**Aim**
Transcribe the records below exactly.

━━━━━ Entries provided ━━━━━

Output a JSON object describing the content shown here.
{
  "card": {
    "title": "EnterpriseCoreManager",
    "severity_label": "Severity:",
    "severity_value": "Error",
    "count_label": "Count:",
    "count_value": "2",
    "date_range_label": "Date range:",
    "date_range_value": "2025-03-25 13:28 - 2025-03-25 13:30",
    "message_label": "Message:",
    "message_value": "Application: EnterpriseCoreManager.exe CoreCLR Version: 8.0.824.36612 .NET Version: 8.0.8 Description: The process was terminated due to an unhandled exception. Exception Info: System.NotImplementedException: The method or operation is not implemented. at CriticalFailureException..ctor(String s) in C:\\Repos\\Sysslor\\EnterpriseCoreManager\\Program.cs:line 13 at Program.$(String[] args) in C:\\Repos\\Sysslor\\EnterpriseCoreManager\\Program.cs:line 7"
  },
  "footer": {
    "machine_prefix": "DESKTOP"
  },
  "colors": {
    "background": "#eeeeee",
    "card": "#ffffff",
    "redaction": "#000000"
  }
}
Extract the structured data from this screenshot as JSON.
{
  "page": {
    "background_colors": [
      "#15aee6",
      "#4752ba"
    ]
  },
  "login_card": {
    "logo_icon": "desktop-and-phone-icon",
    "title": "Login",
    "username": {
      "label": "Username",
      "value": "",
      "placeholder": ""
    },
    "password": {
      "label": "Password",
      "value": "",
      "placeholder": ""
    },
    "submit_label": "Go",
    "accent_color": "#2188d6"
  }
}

━━━━━

**Solution for this exercise**
Output a JSON object describing the content shown here.
{
  "card": {
    "title": "EnterpriseCoreManager",
    "severity_label": "Severity:",
    "severity_value": "Error",
    "count_label": "Count:",
    "count_value": "2",
    "date_range_label": "Date range:",
    "date_range_value": "2025-03-25 13:28 - 2025-03-25 13:30",
    "message_label": "Message:",
    "message_value": "Application: EnterpriseCoreManager.exe CoreCLR Version: 8.0.824.36612 .NET Version: 8.0.8 Description: The process was terminated due to an unhandled exception. Exception Info: System.NotImplementedException: The method or operation is not implemented. at CriticalFailureException..ctor(String s) in C:\\Repos\\Sysslor\\EnterpriseCoreManager\\Program.cs:line 13 at Program.$(String[] args) in C:\\Repos\\Sysslor\\EnterpriseCoreManager\\Program.cs:line 7"
  },
  "footer": {
    "machine_prefix": "DESKTOP"
  },
  "colors": {
    "background": "#eeeeee",
    "card": "#ffffff",
    "redaction": "#000000"
  }
}
Extract the structured data from this screenshot as JSON.
{
  "page": {
    "background_colors": [
      "#15aee6",
      "#4752ba"
    ]
  },
  "login_card": {
    "logo_icon": "desktop-and-phone-icon",
    "title": "Login",
    "username": {
      "label": "Username",
      "value": "",
      "placeholder": ""
    },
    "password": {
      "label": "Password",
      "value": "",
      "placeholder": ""
    },
    "submit_label": "Go",
    "accent_color": "#2188d6"
  }
}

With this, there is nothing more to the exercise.